• [Entries supplied]:
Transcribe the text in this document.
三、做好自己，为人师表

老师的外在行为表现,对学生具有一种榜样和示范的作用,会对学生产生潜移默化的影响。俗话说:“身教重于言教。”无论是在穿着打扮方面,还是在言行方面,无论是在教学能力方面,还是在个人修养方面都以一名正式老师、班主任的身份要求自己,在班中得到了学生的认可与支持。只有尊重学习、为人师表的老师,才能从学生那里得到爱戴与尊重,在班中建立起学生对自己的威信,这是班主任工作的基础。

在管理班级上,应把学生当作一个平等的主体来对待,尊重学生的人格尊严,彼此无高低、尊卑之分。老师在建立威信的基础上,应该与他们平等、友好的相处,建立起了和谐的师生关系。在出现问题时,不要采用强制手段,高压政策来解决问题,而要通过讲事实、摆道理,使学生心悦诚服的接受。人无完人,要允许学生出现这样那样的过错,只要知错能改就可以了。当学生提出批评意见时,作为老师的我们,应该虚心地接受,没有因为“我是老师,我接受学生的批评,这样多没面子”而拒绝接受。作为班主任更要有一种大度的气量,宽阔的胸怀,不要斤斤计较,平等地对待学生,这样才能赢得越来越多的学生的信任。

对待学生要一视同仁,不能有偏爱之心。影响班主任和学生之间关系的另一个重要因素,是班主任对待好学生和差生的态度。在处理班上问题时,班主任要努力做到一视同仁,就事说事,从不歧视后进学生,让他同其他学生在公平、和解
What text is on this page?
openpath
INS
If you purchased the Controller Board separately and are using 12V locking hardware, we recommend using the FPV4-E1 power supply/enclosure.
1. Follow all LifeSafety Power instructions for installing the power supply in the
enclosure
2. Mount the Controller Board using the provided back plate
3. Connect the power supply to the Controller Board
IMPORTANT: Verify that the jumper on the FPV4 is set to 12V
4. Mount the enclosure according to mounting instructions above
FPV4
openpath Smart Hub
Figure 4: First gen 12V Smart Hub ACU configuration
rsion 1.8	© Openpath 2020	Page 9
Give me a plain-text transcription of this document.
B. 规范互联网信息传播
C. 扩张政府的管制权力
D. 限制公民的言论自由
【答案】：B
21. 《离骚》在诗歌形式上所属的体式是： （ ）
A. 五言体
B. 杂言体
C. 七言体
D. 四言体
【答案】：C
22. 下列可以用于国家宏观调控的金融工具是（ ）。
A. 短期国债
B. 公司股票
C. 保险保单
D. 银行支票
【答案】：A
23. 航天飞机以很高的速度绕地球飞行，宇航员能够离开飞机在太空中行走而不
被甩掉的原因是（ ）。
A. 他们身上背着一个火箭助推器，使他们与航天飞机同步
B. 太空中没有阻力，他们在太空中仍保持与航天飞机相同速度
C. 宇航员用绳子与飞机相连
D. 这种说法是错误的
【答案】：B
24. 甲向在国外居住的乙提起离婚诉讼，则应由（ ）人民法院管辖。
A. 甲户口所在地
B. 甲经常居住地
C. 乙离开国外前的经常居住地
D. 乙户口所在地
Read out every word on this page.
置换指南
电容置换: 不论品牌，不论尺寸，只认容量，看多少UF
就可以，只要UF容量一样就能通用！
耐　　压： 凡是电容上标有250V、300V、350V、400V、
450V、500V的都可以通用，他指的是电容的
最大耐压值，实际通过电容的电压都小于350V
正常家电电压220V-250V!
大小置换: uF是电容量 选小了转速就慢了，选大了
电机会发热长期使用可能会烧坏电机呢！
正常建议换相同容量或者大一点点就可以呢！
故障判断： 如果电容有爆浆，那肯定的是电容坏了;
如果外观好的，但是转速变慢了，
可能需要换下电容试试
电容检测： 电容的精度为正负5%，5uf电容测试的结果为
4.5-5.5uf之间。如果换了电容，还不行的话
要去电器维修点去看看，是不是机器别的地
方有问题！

• [Written request]:
Exactly as written above, please repeat the entries.

• [Solution to the problem]:
Transcribe the text in this document.
三、做好自己，为人师表

老师的外在行为表现,对学生具有一种榜样和示范的作用,会对学生产生潜移默化的影响。俗话说:“身教重于言教。”无论是在穿着打扮方面,还是在言行方面,无论是在教学能力方面,还是在个人修养方面都以一名正式老师、班主任的身份要求自己,在班中得到了学生的认可与支持。只有尊重学习、为人师表的老师,才能从学生那里得到爱戴与尊重,在班中建立起学生对自己的威信,这是班主任工作的基础。

在管理班级上,应把学生当作一个平等的主体来对待,尊重学生的人格尊严,彼此无高低、尊卑之分。老师在建立威信的基础上,应该与他们平等、友好的相处,建立起了和谐的师生关系。在出现问题时,不要采用强制手段,高压政策来解决问题,而要通过讲事实、摆道理,使学生心悦诚服的接受。人无完人,要允许学生出现这样那样的过错,只要知错能改就可以了。当学生提出批评意见时,作为老师的我们,应该虚心地接受,没有因为“我是老师,我接受学生的批评,这样多没面子”而拒绝接受。作为班主任更要有一种大度的气量,宽阔的胸怀,不要斤斤计较,平等地对待学生,这样才能赢得越来越多的学生的信任。

对待学生要一视同仁,不能有偏爱之心。影响班主任和学生之间关系的另一个重要因素,是班主任对待好学生和差生的态度。在处理班上问题时,班主任要努力做到一视同仁,就事说事,从不歧视后进学生,让他同其他学生在公平、和解
What text is on this page?
openpath
INS
If you purchased the Controller Board separately and are using 12V locking hardware, we recommend using the FPV4-E1 power supply/enclosure.
1. Follow all LifeSafety Power instructions for installing the power supply in the
enclosure
2. Mount the Controller Board using the provided back plate
3. Connect the power supply to the Controller Board
IMPORTANT: Verify that the jumper on the FPV4 is set to 12V
4. Mount the enclosure according to mounting instructions above
FPV4
openpath Smart Hub
Figure 4: First gen 12V Smart Hub ACU configuration
rsion 1.8	© Openpath 2020	Page 9
Give me a plain-text transcription of this document.
B. 规范互联网信息传播
C. 扩张政府的管制权力
D. 限制公民的言论自由
【答案】：B
21. 《离骚》在诗歌形式上所属的体式是： （ ）
A. 五言体
B. 杂言体
C. 七言体
D. 四言体
【答案】：C
22. 下列可以用于国家宏观调控的金融工具是（ ）。
A. 短期国债
B. 公司股票
C. 保险保单
D. 银行支票
【答案】：A
23. 航天飞机以很高的速度绕地球飞行，宇航员能够离开飞机在太空中行走而不
被甩掉的原因是（ ）。
A. 他们身上背着一个火箭助推器，使他们与航天飞机同步
B. 太空中没有阻力，他们在太空中仍保持与航天飞机相同速度
C. 宇航员用绳子与飞机相连
D. 这种说法是错误的
【答案】：B
24. 甲向在国外居住的乙提起离婚诉讼，则应由（ ）人民法院管辖。
A. 甲户口所在地
B. 甲经常居住地
C. 乙离开国外前的经常居住地
D. 乙户口所在地
Read out every word on this page.
置换指南
电容置换: 不论品牌，不论尺寸，只认容量，看多少UF
就可以，只要UF容量一样就能通用！
耐　　压： 凡是电容上标有250V、300V、350V、400V、
450V、500V的都可以通用，他指的是电容的
最大耐压值，实际通过电容的电压都小于350V
正常家电电压220V-250V!
大小置换: uF是电容量 选小了转速就慢了，选大了
电机会发热长期使用可能会烧坏电机呢！
正常建议换相同容量或者大一点点就可以呢！
故障判断： 如果电容有爆浆，那肯定的是电容坏了;
如果外观好的，但是转速变慢了，
可能需要换下电容试试
电容检测： 电容的精度为正负5%，5uf电容测试的结果为
4.5-5.5uf之间。如果换了电容，还不行的话
要去电器维修点去看看，是不是机器别的地
方有问题！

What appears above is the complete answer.